Entries taken from a collection
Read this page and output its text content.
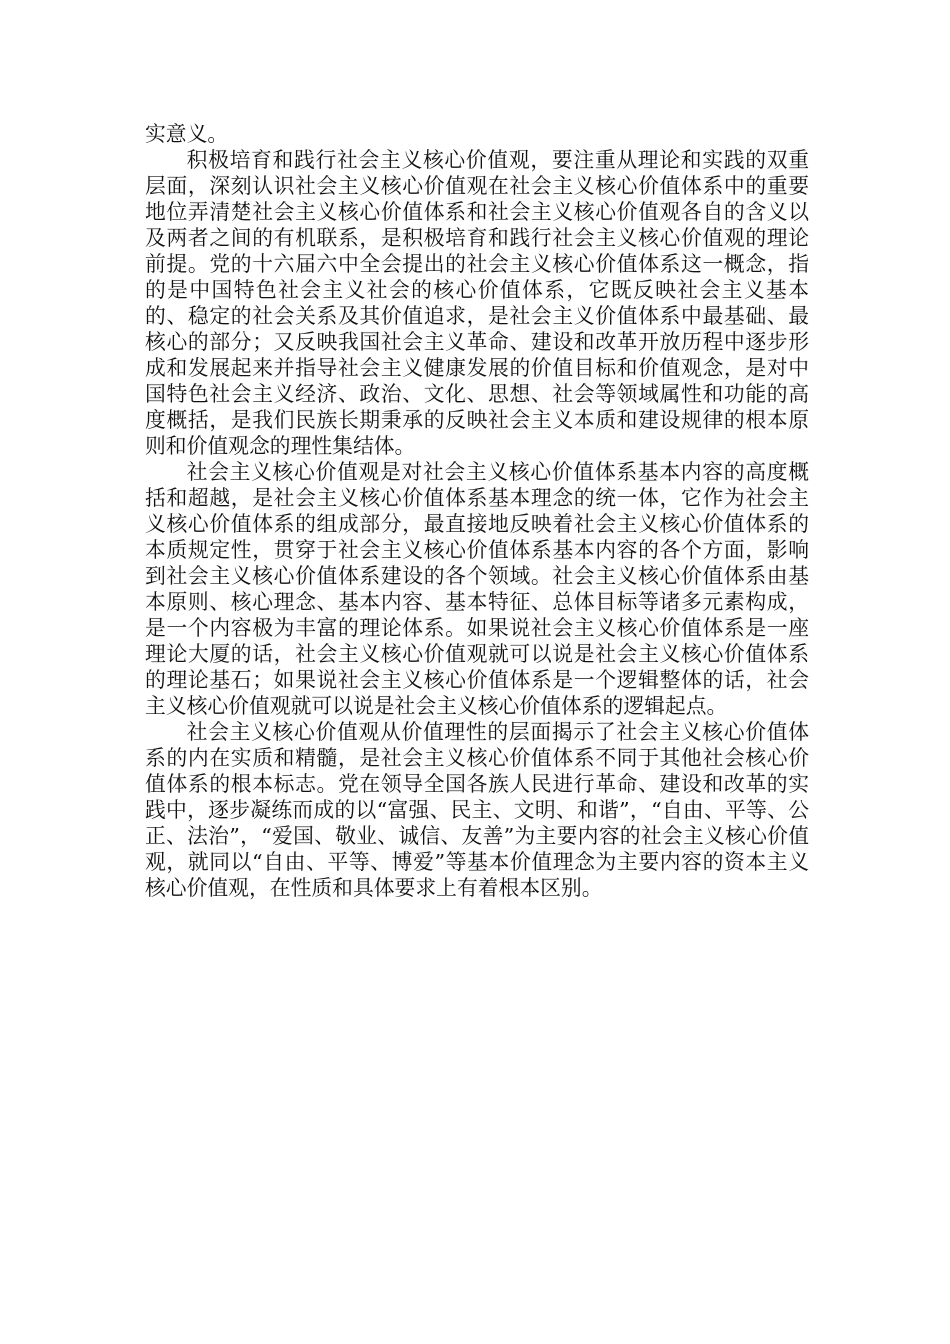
实意义。

积极培育和践行社会主义核心价值观，要注重从理论和实践的双重层面，深刻认识社会主义核心价值观在社会主义核心价值体系中的重要地位弄清楚社会主义核心价值体系和社会主义核心价值观各自的含义以及两者之间的有机联系，是积极培育和践行社会主义核心价值观的理论前提。党的十六届六中全会提出的社会主义核心价值体系这一概念，指的是中国特色社会主义社会的核心价值体系，它既反映社会主义基本的、稳定的社会关系及其价值追求，是社会主义价值体系中最基础、最核心的部分；又反映我国社会主义革命、建设和改革开放历程中逐步形成和发展起来并指导社会主义健康发展的价值目标和价值观念，是对中国特色社会主义经济、政治、文化、思想、社会等领域属性和功能的高度概括，是我们民族长期秉承的反映社会主义本质和建设规律的根本原则和价值观念的理性集结体。

社会主义核心价值观是对社会主义核心价值体系基本内容的高度概括和超越，是社会主义核心价值体系基本理念的统一体，它作为社会主义核心价值体系的组成部分，最直接地反映着社会主义核心价值体系的本质规定性，贯穿于社会主义核心价值体系基本内容的各个方面，影响到社会主义核心价值体系建设的各个领域。社会主义核心价值体系由基本原则、核心理念、基本内容、基本特征、总体目标等诸多元素构成，是一个内容极为丰富的理论体系。如果说社会主义核心价值体系是一座理论大厦的话，社会主义核心价值观就可以说是社会主义核心价值体系的理论基石；如果说社会主义核心价值体系是一个逻辑整体的话，社会主义核心价值观就可以说是社会主义核心价值体系的逻辑起点。

社会主义核心价值观从价值理性的层面揭示了社会主义核心价值体系的内在实质和精髓，是社会主义核心价值体系不同于其他社会核心价值体系的根本标志。党在领导全国各族人民进行革命、建设和改革的实践中，逐步凝练而成的以“富强、民主、文明、和谐”，“自由、平等、公正、法治”，“爱国、敬业、诚信、友善”为主要内容的社会主义核心价值观，就同以“自由、平等、博爱”等基本价值理念为主要内容的资本主义核心价值观，在性质和具体要求上有着根本区别。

Exercise prompt:
Write out each line again precisely as it appears, skipping every picture.

Solution below:
Read this page and output its text content.
实意义。

积极培育和践行社会主义核心价值观，要注重从理论和实践的双重层面，深刻认识社会主义核心价值观在社会主义核心价值体系中的重要地位弄清楚社会主义核心价值体系和社会主义核心价值观各自的含义以及两者之间的有机联系，是积极培育和践行社会主义核心价值观的理论前提。党的十六届六中全会提出的社会主义核心价值体系这一概念，指的是中国特色社会主义社会的核心价值体系，它既反映社会主义基本的、稳定的社会关系及其价值追求，是社会主义价值体系中最基础、最核心的部分；又反映我国社会主义革命、建设和改革开放历程中逐步形成和发展起来并指导社会主义健康发展的价值目标和价值观念，是对中国特色社会主义经济、政治、文化、思想、社会等领域属性和功能的高度概括，是我们民族长期秉承的反映社会主义本质和建设规律的根本原则和价值观念的理性集结体。

社会主义核心价值观是对社会主义核心价值体系基本内容的高度概括和超越，是社会主义核心价值体系基本理念的统一体，它作为社会主义核心价值体系的组成部分，最直接地反映着社会主义核心价值体系的本质规定性，贯穿于社会主义核心价值体系基本内容的各个方面，影响到社会主义核心价值体系建设的各个领域。社会主义核心价值体系由基本原则、核心理念、基本内容、基本特征、总体目标等诸多元素构成，是一个内容极为丰富的理论体系。如果说社会主义核心价值体系是一座理论大厦的话，社会主义核心价值观就可以说是社会主义核心价值体系的理论基石；如果说社会主义核心价值体系是一个逻辑整体的话，社会主义核心价值观就可以说是社会主义核心价值体系的逻辑起点。

社会主义核心价值观从价值理性的层面揭示了社会主义核心价值体系的内在实质和精髓，是社会主义核心价值体系不同于其他社会核心价值体系的根本标志。党在领导全国各族人民进行革命、建设和改革的实践中，逐步凝练而成的以“富强、民主、文明、和谐”，“自由、平等、公正、法治”，“爱国、敬业、诚信、友善”为主要内容的社会主义核心价值观，就同以“自由、平等、博爱”等基本价值理念为主要内容的资本主义核心价值观，在性质和具体要求上有着根本区别。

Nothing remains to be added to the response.